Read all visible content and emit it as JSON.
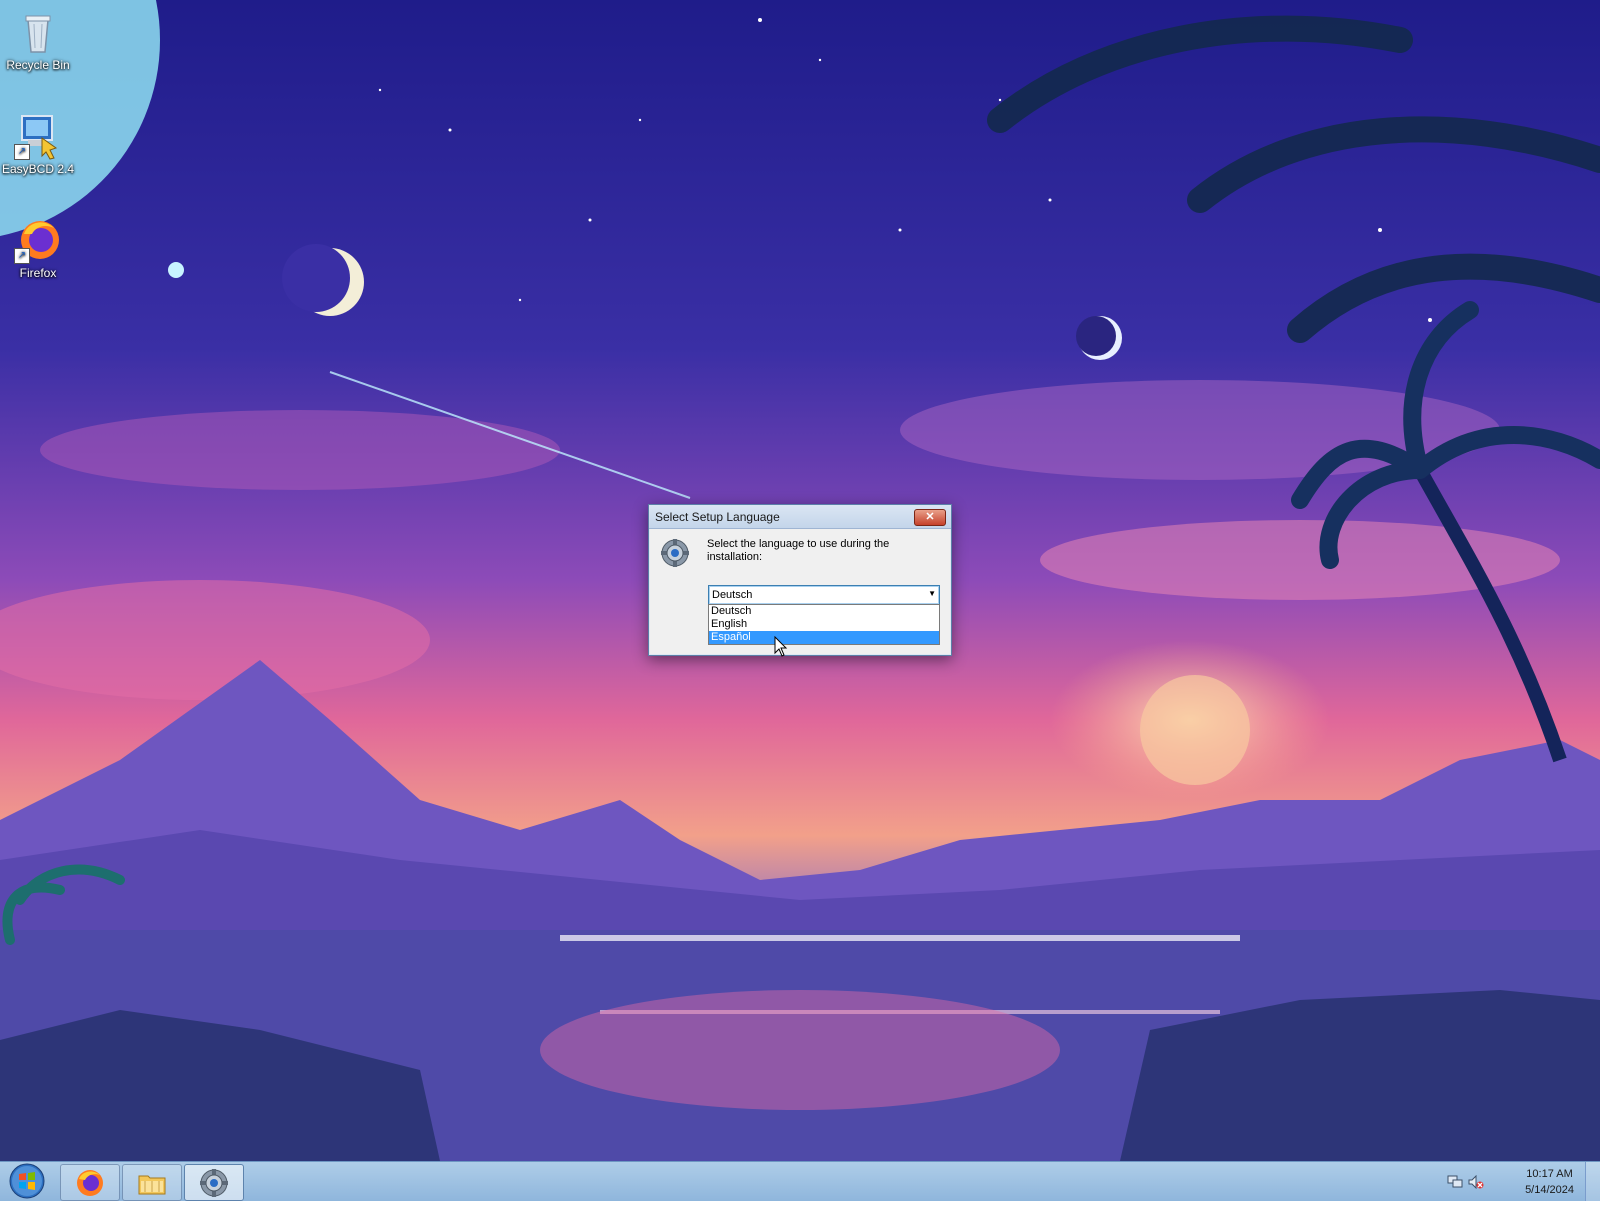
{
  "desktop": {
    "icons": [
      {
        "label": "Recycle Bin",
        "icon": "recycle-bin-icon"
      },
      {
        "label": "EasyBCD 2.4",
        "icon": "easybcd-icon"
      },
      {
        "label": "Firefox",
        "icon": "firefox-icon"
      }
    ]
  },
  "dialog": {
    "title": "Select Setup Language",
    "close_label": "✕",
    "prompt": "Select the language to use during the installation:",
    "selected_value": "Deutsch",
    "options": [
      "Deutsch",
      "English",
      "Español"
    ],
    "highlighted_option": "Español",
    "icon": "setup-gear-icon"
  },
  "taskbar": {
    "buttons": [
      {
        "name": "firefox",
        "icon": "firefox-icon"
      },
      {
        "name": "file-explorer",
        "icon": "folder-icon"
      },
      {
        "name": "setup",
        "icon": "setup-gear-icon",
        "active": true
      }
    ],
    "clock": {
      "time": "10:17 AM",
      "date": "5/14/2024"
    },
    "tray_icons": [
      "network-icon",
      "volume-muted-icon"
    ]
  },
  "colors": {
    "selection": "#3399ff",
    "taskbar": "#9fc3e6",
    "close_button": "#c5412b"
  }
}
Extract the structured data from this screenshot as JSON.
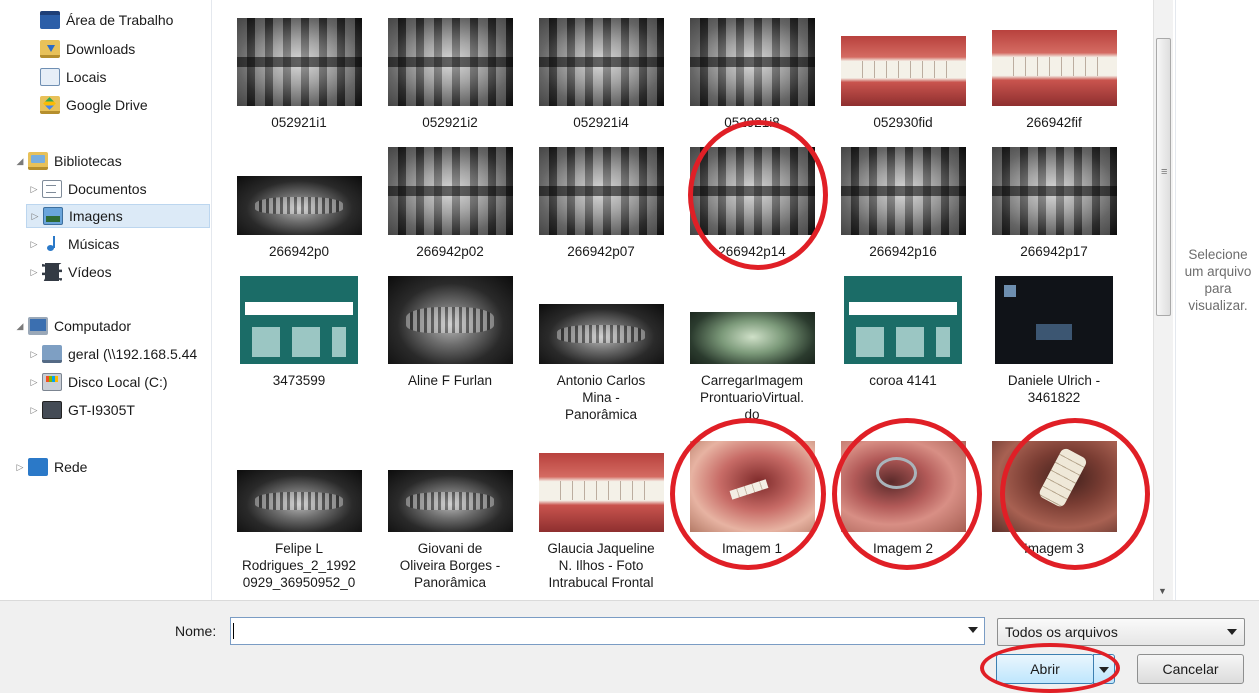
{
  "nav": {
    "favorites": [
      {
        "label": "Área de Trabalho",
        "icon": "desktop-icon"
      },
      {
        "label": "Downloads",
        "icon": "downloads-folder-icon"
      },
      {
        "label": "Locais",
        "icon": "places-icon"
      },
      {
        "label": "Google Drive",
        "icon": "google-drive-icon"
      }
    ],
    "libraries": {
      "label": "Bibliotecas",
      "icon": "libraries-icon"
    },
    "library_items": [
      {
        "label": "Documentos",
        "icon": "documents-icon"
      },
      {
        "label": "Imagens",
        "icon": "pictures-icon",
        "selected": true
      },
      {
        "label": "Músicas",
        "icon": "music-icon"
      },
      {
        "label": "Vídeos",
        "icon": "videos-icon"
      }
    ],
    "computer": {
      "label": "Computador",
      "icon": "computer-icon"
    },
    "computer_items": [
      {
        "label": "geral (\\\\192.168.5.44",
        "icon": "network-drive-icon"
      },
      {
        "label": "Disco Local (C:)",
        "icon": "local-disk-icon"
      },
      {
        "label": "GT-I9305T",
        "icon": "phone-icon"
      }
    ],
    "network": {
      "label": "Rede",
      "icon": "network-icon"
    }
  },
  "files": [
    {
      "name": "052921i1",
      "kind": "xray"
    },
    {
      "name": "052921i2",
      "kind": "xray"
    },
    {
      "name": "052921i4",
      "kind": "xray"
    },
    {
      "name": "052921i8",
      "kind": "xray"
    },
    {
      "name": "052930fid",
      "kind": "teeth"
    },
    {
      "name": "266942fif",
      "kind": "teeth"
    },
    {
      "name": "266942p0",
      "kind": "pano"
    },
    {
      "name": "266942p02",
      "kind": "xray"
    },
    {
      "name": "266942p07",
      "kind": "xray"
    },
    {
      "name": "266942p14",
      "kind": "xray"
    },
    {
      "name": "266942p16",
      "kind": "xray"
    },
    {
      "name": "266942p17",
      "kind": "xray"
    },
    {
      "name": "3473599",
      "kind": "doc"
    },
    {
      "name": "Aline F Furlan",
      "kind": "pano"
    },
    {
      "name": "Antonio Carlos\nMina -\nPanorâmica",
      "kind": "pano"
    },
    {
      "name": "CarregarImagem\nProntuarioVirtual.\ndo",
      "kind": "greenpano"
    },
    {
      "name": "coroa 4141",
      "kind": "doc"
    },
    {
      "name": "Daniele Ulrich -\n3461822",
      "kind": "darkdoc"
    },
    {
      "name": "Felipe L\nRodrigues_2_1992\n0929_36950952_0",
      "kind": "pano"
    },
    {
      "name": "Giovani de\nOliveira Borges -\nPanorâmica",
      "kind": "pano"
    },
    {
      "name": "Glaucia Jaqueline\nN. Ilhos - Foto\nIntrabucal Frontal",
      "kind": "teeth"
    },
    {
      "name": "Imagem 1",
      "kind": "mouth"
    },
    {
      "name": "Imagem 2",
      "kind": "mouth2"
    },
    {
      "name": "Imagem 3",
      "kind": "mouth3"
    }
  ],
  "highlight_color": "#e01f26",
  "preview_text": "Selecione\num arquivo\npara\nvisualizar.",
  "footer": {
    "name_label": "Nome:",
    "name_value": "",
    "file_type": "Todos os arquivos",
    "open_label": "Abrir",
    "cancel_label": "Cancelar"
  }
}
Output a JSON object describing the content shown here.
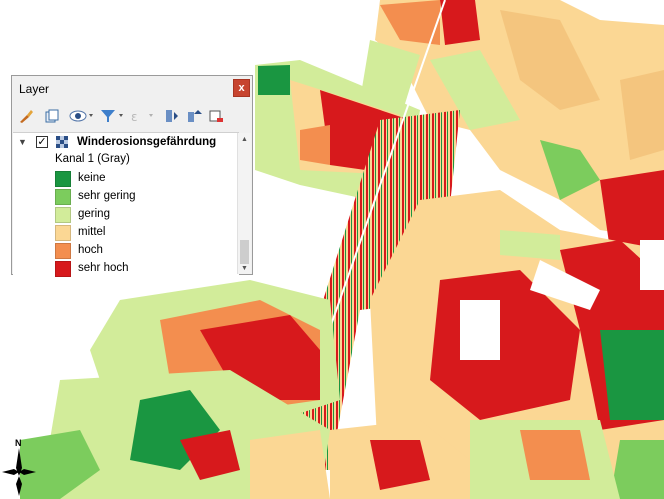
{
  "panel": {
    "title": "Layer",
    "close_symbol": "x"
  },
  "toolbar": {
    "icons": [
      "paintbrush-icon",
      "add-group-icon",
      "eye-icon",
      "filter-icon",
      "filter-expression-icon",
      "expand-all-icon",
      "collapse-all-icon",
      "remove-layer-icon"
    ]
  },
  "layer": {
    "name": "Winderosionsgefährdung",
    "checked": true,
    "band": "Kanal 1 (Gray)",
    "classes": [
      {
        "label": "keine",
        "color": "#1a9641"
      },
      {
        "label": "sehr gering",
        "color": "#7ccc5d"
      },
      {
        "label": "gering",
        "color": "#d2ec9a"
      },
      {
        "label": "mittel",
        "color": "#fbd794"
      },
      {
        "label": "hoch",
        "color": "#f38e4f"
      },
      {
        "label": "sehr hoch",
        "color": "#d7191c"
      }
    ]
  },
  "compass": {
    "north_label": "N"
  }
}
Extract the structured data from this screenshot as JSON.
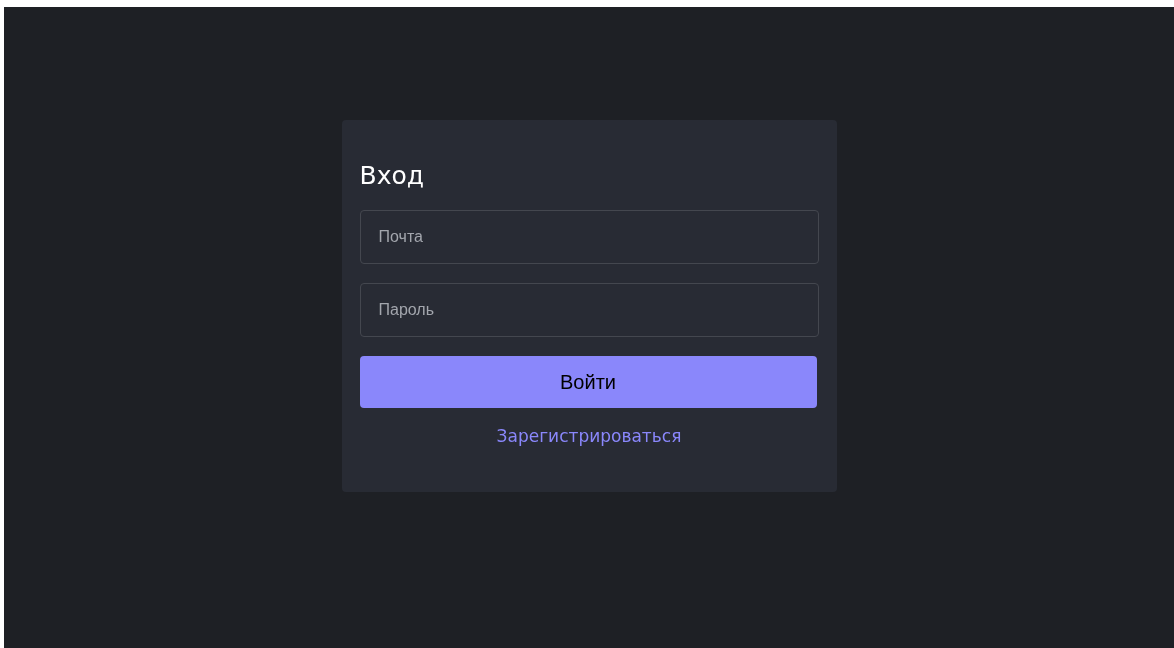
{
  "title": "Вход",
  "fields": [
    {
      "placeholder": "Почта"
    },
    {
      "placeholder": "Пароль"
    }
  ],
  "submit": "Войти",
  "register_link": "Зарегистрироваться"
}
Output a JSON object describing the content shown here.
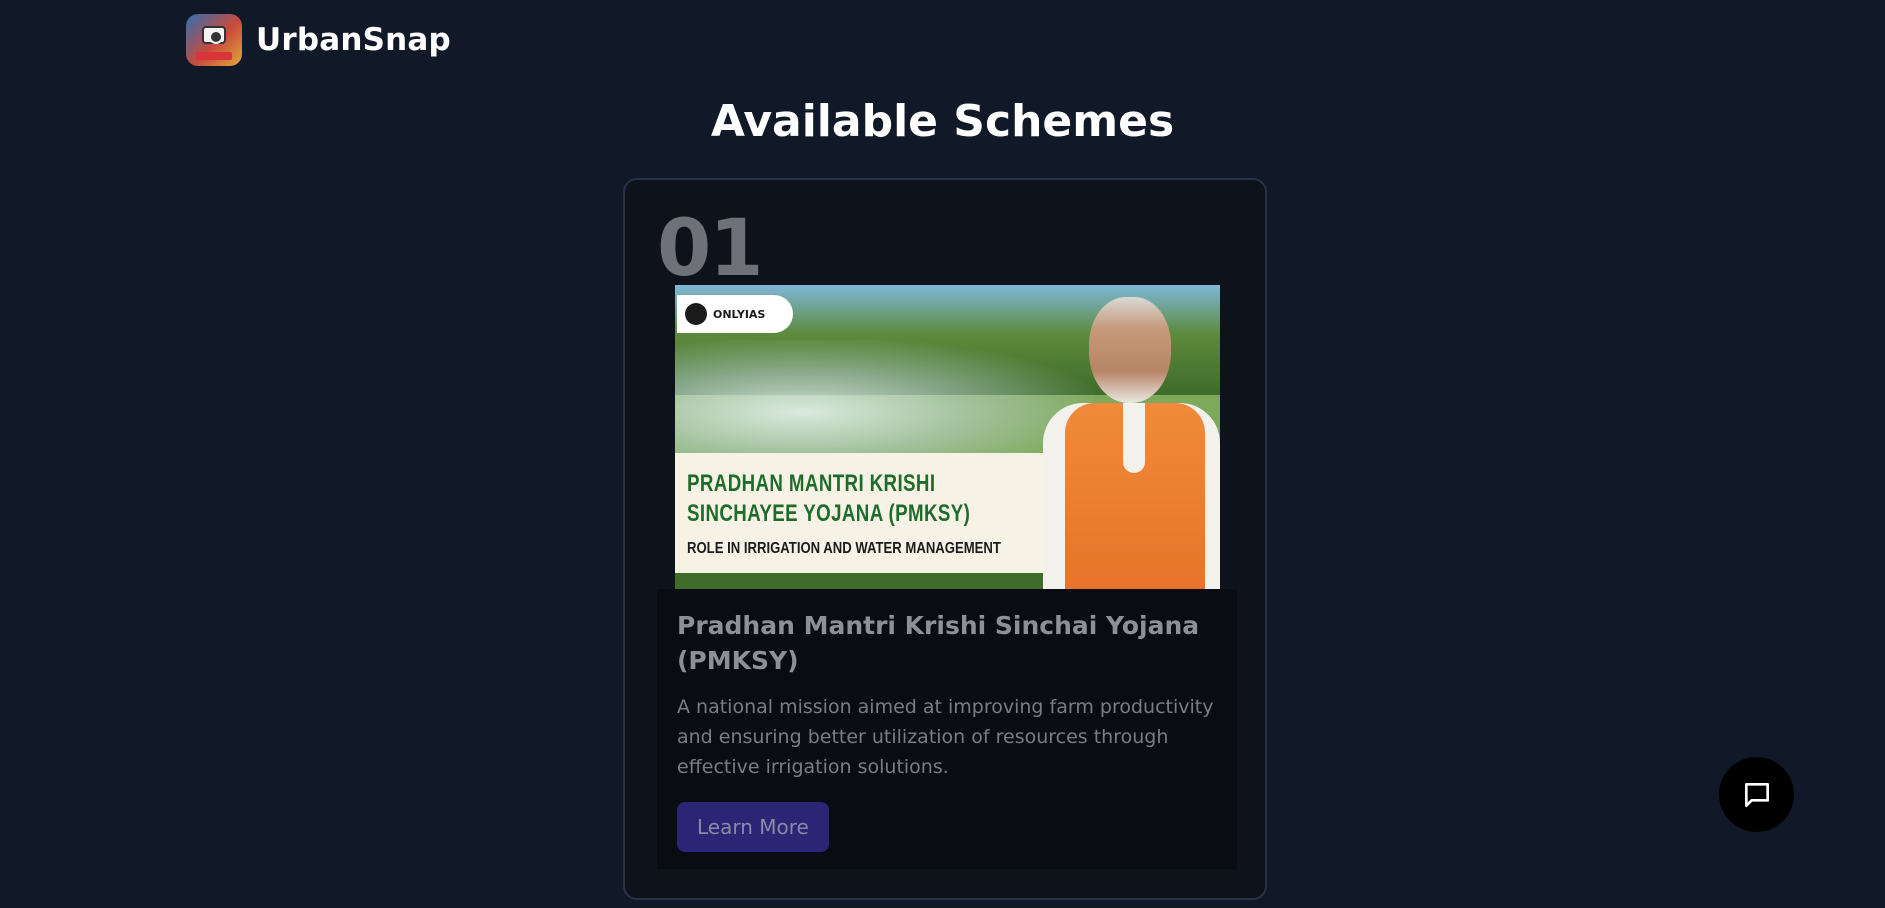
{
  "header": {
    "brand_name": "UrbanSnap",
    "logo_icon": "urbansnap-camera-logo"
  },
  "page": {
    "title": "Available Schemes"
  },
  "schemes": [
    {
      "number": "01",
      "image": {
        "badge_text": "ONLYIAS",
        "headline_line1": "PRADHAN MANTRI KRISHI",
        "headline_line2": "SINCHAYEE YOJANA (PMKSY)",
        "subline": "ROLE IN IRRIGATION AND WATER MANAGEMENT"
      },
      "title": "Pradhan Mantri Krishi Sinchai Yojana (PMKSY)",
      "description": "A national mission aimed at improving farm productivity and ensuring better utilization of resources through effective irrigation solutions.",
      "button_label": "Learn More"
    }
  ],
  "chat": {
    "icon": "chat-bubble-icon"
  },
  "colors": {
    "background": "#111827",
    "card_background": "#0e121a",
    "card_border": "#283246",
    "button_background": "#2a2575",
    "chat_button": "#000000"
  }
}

What the task asks
Transcribe the records above verbatim. Do not carry over any picture.

Solution
Read all visible content and emit it as JSON.
{
  "desktop": {
    "icons": [
      {
        "label": "Recycle Bin",
        "icon": "recycle-bin-icon"
      },
      {
        "label": "EasyBCD 2.4",
        "icon": "easybcd-icon"
      },
      {
        "label": "Firefox",
        "icon": "firefox-icon"
      }
    ]
  },
  "dialog": {
    "title": "Select Setup Language",
    "close_label": "✕",
    "prompt": "Select the language to use during the installation:",
    "selected_value": "Deutsch",
    "options": [
      "Deutsch",
      "English",
      "Español"
    ],
    "highlighted_option": "Español",
    "icon": "setup-gear-icon"
  },
  "taskbar": {
    "buttons": [
      {
        "name": "firefox",
        "icon": "firefox-icon"
      },
      {
        "name": "file-explorer",
        "icon": "folder-icon"
      },
      {
        "name": "setup",
        "icon": "setup-gear-icon",
        "active": true
      }
    ],
    "clock": {
      "time": "10:17 AM",
      "date": "5/14/2024"
    },
    "tray_icons": [
      "network-icon",
      "volume-muted-icon"
    ]
  },
  "colors": {
    "selection": "#3399ff",
    "taskbar": "#9fc3e6",
    "close_button": "#c5412b"
  }
}
Extract the structured data from this screenshot as JSON.
{
  "nav": {
    "favorites": [
      {
        "label": "Área de Trabalho",
        "icon": "desktop-icon"
      },
      {
        "label": "Downloads",
        "icon": "downloads-folder-icon"
      },
      {
        "label": "Locais",
        "icon": "places-icon"
      },
      {
        "label": "Google Drive",
        "icon": "google-drive-icon"
      }
    ],
    "libraries": {
      "label": "Bibliotecas",
      "icon": "libraries-icon"
    },
    "library_items": [
      {
        "label": "Documentos",
        "icon": "documents-icon"
      },
      {
        "label": "Imagens",
        "icon": "pictures-icon",
        "selected": true
      },
      {
        "label": "Músicas",
        "icon": "music-icon"
      },
      {
        "label": "Vídeos",
        "icon": "videos-icon"
      }
    ],
    "computer": {
      "label": "Computador",
      "icon": "computer-icon"
    },
    "computer_items": [
      {
        "label": "geral (\\\\192.168.5.44",
        "icon": "network-drive-icon"
      },
      {
        "label": "Disco Local (C:)",
        "icon": "local-disk-icon"
      },
      {
        "label": "GT-I9305T",
        "icon": "phone-icon"
      }
    ],
    "network": {
      "label": "Rede",
      "icon": "network-icon"
    }
  },
  "files": [
    {
      "name": "052921i1",
      "kind": "xray"
    },
    {
      "name": "052921i2",
      "kind": "xray"
    },
    {
      "name": "052921i4",
      "kind": "xray"
    },
    {
      "name": "052921i8",
      "kind": "xray"
    },
    {
      "name": "052930fid",
      "kind": "teeth"
    },
    {
      "name": "266942fif",
      "kind": "teeth"
    },
    {
      "name": "266942p0",
      "kind": "pano"
    },
    {
      "name": "266942p02",
      "kind": "xray"
    },
    {
      "name": "266942p07",
      "kind": "xray"
    },
    {
      "name": "266942p14",
      "kind": "xray"
    },
    {
      "name": "266942p16",
      "kind": "xray"
    },
    {
      "name": "266942p17",
      "kind": "xray"
    },
    {
      "name": "3473599",
      "kind": "doc"
    },
    {
      "name": "Aline F Furlan",
      "kind": "pano"
    },
    {
      "name": "Antonio Carlos\nMina -\nPanorâmica",
      "kind": "pano"
    },
    {
      "name": "CarregarImagem\nProntuarioVirtual.\ndo",
      "kind": "greenpano"
    },
    {
      "name": "coroa 4141",
      "kind": "doc"
    },
    {
      "name": "Daniele Ulrich -\n3461822",
      "kind": "darkdoc"
    },
    {
      "name": "Felipe L\nRodrigues_2_1992\n0929_36950952_0",
      "kind": "pano"
    },
    {
      "name": "Giovani de\nOliveira Borges -\nPanorâmica",
      "kind": "pano"
    },
    {
      "name": "Glaucia Jaqueline\nN. Ilhos - Foto\nIntrabucal Frontal",
      "kind": "teeth"
    },
    {
      "name": "Imagem 1",
      "kind": "mouth"
    },
    {
      "name": "Imagem 2",
      "kind": "mouth2"
    },
    {
      "name": "Imagem 3",
      "kind": "mouth3"
    }
  ],
  "highlight_color": "#e01f26",
  "preview_text": "Selecione\num arquivo\npara\nvisualizar.",
  "footer": {
    "name_label": "Nome:",
    "name_value": "",
    "file_type": "Todos os arquivos",
    "open_label": "Abrir",
    "cancel_label": "Cancelar"
  }
}
Output a JSON object describing the content shown here.
{
  "panel": {
    "title": "Layer",
    "close_symbol": "x"
  },
  "toolbar": {
    "icons": [
      "paintbrush-icon",
      "add-group-icon",
      "eye-icon",
      "filter-icon",
      "filter-expression-icon",
      "expand-all-icon",
      "collapse-all-icon",
      "remove-layer-icon"
    ]
  },
  "layer": {
    "name": "Winderosionsgefährdung",
    "checked": true,
    "band": "Kanal 1 (Gray)",
    "classes": [
      {
        "label": "keine",
        "color": "#1a9641"
      },
      {
        "label": "sehr gering",
        "color": "#7ccc5d"
      },
      {
        "label": "gering",
        "color": "#d2ec9a"
      },
      {
        "label": "mittel",
        "color": "#fbd794"
      },
      {
        "label": "hoch",
        "color": "#f38e4f"
      },
      {
        "label": "sehr hoch",
        "color": "#d7191c"
      }
    ]
  },
  "compass": {
    "north_label": "N"
  }
}
Extract the structured data from this screenshot as JSON.
{
  "title": "Вход",
  "fields": [
    {
      "placeholder": "Почта"
    },
    {
      "placeholder": "Пароль"
    }
  ],
  "submit": "Войти",
  "register_link": "Зарегистрироваться"
}
Output a JSON object describing the content shown here.
{
  "header": {
    "brand_name": "UrbanSnap",
    "logo_icon": "urbansnap-camera-logo"
  },
  "page": {
    "title": "Available Schemes"
  },
  "schemes": [
    {
      "number": "01",
      "image": {
        "badge_text": "ONLYIAS",
        "headline_line1": "PRADHAN MANTRI KRISHI",
        "headline_line2": "SINCHAYEE YOJANA (PMKSY)",
        "subline": "ROLE IN IRRIGATION AND WATER MANAGEMENT"
      },
      "title": "Pradhan Mantri Krishi Sinchai Yojana (PMKSY)",
      "description": "A national mission aimed at improving farm productivity and ensuring better utilization of resources through effective irrigation solutions.",
      "button_label": "Learn More"
    }
  ],
  "chat": {
    "icon": "chat-bubble-icon"
  },
  "colors": {
    "background": "#111827",
    "card_background": "#0e121a",
    "card_border": "#283246",
    "button_background": "#2a2575",
    "chat_button": "#000000"
  }
}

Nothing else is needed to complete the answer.